• [The data]:
===
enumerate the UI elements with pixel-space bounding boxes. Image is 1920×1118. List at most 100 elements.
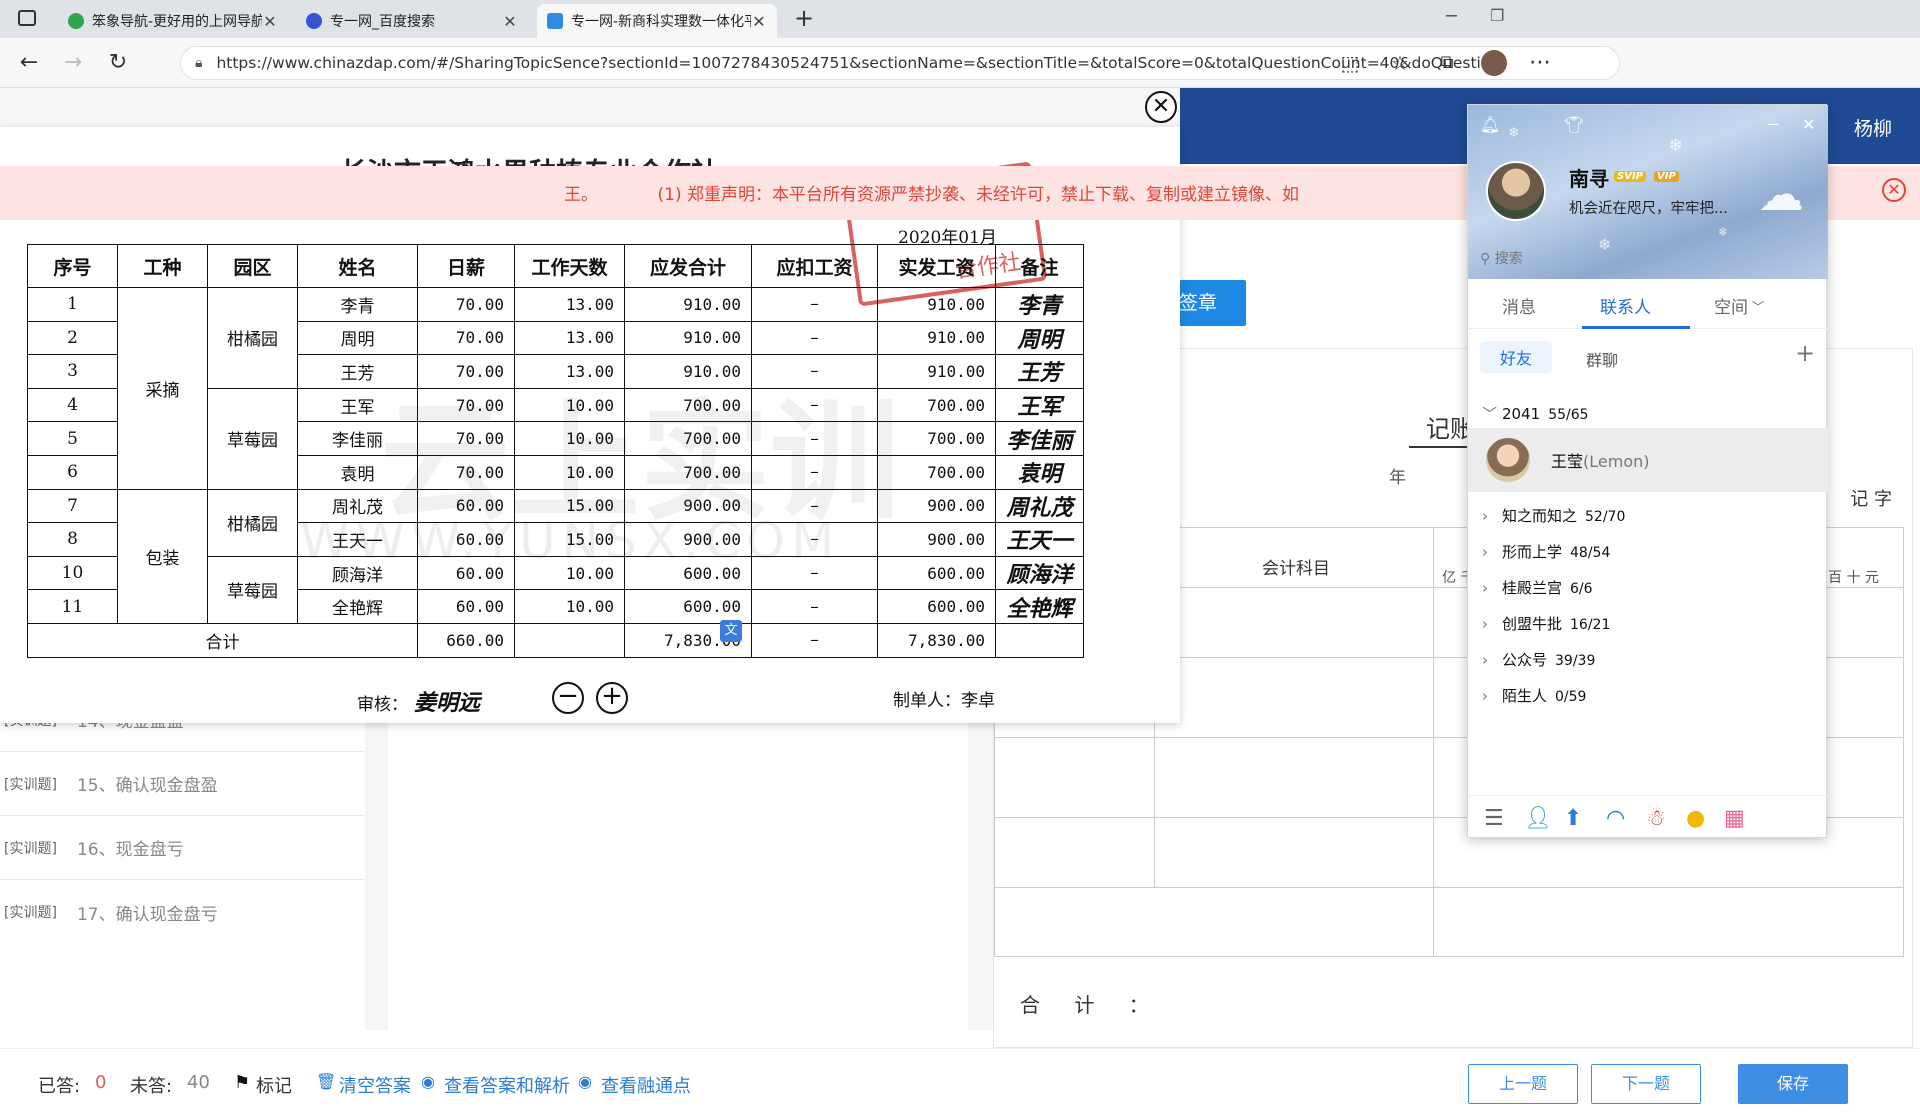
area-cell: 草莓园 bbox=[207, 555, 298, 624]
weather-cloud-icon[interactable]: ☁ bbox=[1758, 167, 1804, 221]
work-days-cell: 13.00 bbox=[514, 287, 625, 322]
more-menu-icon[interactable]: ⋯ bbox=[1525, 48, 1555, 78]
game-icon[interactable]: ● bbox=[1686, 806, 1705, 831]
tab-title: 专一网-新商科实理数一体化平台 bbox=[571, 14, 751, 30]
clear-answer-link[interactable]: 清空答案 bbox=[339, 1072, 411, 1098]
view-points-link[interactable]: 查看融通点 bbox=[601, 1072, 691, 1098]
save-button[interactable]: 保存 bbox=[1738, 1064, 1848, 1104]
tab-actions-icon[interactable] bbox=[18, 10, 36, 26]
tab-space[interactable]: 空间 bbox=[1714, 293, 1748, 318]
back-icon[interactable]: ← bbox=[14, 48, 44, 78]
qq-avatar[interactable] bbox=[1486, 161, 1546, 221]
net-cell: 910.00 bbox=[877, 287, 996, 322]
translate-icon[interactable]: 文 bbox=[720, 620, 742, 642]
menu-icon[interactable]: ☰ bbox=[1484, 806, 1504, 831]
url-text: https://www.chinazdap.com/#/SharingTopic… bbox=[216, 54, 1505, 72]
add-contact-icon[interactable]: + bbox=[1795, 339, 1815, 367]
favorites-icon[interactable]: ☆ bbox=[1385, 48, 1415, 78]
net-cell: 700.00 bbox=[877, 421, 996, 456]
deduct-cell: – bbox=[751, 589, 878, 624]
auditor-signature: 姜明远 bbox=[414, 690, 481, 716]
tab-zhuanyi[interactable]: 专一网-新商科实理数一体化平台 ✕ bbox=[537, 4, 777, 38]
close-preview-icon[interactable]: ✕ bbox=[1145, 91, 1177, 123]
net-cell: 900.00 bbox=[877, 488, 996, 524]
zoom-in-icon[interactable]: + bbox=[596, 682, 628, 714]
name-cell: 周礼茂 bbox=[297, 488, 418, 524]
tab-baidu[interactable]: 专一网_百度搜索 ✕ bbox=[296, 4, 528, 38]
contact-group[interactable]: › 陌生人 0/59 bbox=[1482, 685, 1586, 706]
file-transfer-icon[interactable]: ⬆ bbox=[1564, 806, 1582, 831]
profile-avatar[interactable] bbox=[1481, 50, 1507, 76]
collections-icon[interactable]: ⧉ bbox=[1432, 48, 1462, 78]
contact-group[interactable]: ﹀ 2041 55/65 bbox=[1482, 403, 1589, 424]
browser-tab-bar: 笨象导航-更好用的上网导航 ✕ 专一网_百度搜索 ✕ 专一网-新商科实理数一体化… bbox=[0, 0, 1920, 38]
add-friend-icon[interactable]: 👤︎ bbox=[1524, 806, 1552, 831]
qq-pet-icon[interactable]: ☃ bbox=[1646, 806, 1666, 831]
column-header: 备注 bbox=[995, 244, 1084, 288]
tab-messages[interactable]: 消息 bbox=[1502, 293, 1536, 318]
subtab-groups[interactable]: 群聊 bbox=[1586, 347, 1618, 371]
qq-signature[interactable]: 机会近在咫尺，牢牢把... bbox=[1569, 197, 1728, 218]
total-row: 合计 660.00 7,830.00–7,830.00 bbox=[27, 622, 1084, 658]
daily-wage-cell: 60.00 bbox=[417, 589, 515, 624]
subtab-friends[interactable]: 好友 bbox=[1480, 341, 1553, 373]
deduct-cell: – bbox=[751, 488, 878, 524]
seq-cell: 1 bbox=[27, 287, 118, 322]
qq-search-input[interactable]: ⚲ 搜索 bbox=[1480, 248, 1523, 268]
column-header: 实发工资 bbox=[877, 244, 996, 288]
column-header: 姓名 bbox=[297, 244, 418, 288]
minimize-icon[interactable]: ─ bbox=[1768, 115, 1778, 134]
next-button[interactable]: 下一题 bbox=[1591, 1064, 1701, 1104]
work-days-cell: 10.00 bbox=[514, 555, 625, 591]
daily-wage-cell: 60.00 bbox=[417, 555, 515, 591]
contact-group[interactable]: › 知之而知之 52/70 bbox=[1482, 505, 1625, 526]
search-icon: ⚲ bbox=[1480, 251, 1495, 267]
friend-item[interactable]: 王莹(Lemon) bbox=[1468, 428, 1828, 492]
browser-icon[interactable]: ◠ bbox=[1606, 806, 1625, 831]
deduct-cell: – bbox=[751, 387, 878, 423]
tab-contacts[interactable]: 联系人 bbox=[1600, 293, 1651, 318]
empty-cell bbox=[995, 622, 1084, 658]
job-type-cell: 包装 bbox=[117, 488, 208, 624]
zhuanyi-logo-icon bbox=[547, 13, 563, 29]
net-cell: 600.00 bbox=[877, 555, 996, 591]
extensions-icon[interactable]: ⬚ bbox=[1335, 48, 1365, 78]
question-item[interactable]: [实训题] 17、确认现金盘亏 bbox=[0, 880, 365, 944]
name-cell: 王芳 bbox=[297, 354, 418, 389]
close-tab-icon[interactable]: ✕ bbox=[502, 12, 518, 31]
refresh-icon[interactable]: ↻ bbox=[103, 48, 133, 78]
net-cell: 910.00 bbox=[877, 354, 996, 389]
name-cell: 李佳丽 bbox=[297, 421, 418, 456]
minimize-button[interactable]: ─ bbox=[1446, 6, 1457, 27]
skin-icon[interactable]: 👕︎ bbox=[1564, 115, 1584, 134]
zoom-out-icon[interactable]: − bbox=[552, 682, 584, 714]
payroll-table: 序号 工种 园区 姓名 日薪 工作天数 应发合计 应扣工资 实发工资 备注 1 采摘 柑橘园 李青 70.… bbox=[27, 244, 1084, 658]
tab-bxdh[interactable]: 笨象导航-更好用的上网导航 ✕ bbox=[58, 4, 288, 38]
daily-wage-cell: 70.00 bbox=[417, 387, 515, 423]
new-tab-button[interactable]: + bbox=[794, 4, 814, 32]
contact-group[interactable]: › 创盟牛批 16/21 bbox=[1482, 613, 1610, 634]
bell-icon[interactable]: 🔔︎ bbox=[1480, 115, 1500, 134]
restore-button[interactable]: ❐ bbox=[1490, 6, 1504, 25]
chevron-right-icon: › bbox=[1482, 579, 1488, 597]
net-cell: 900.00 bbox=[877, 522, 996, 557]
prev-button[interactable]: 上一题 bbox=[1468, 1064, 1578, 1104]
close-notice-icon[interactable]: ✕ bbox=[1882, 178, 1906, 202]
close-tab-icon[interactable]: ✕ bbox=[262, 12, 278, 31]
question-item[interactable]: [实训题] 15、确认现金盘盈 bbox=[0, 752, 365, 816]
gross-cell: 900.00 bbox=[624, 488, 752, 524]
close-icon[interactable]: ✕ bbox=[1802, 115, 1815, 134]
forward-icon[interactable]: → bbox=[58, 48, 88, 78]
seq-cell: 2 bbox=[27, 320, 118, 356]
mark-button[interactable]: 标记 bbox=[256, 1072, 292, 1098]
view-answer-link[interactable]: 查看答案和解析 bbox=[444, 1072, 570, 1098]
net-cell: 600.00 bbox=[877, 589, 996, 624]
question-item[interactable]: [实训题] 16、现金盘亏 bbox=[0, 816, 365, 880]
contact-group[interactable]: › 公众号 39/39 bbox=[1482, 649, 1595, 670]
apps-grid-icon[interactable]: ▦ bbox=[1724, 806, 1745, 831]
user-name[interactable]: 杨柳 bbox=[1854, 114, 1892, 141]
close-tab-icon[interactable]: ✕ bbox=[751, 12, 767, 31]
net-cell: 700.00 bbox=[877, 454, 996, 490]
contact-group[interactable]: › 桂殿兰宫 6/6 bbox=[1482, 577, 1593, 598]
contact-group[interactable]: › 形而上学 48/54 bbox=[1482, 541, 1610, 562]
===
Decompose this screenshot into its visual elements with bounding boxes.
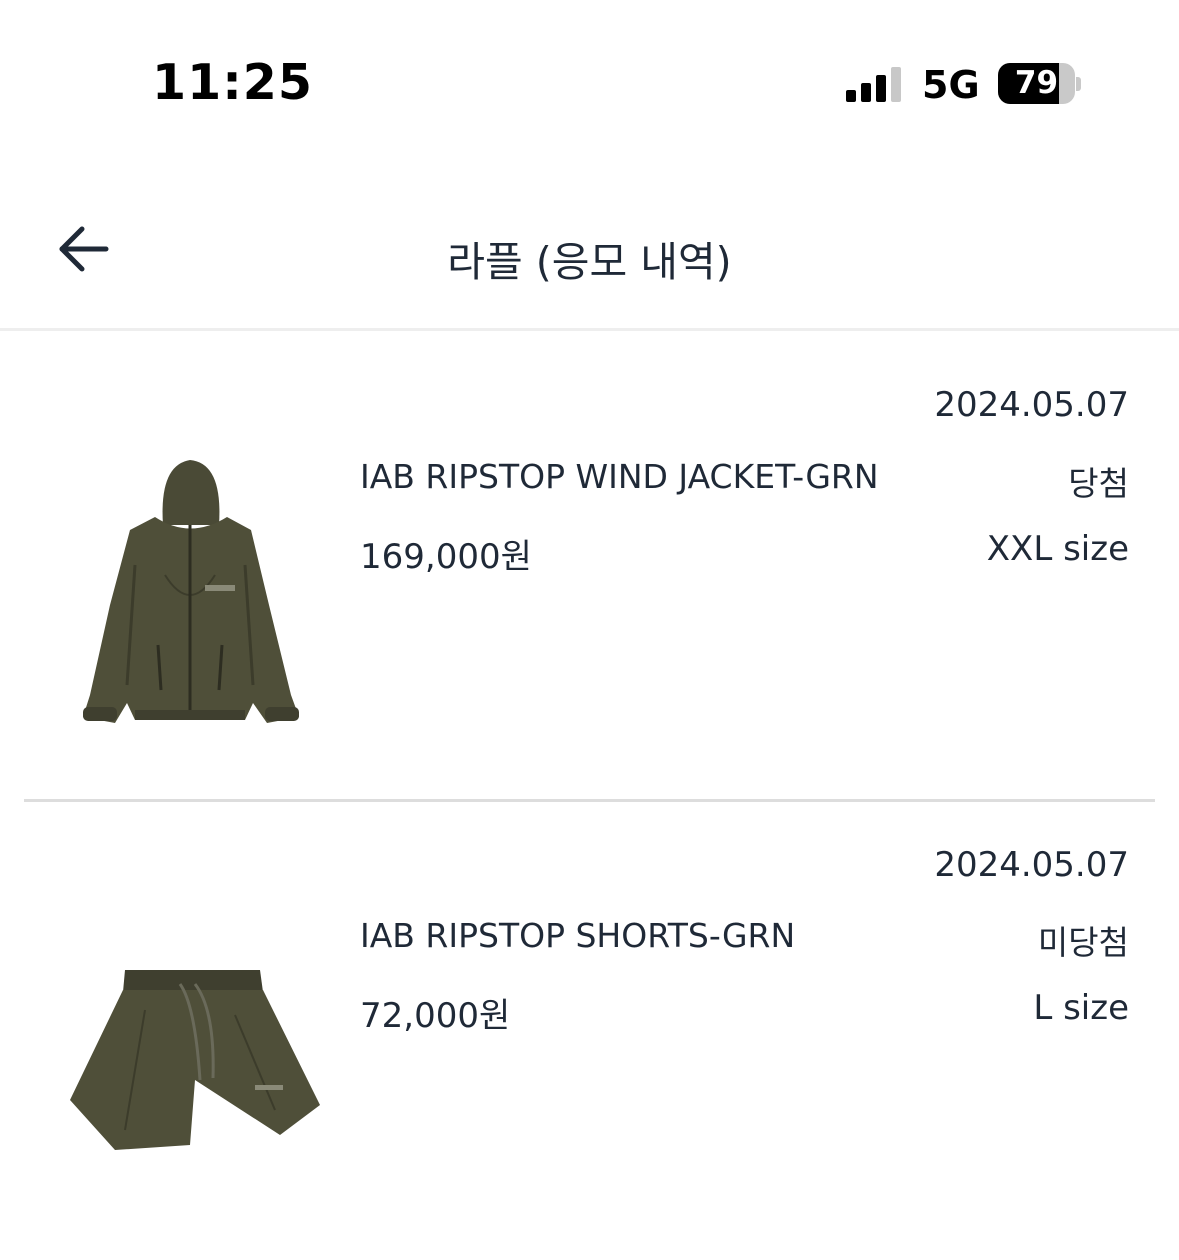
===
• [Problem requirements]:
Rewrite the listing from the line that has "enumerate the UI" through the line that has "1072, 691, 1098]", changing "interactable" to "clickable" wherever it appears and leaving everything else the same. Leave the picture out.

• [Solution to this task]:
enumerate the UI elements with pixel-space bounding boxes. Image is 1920×1118. List at most 100 elements.
area-cell: 草莓园 bbox=[207, 555, 298, 624]
weather-cloud-icon[clickable]: ☁ bbox=[1758, 167, 1804, 221]
work-days-cell: 13.00 bbox=[514, 287, 625, 322]
more-menu-icon[clickable]: ⋯ bbox=[1525, 48, 1555, 78]
game-icon[clickable]: ● bbox=[1686, 806, 1705, 831]
tab-title: 专一网-新商科实理数一体化平台 bbox=[571, 14, 751, 30]
clear-answer-link[clickable]: 清空答案 bbox=[339, 1072, 411, 1098]
view-points-link[clickable]: 查看融通点 bbox=[601, 1072, 691, 1098]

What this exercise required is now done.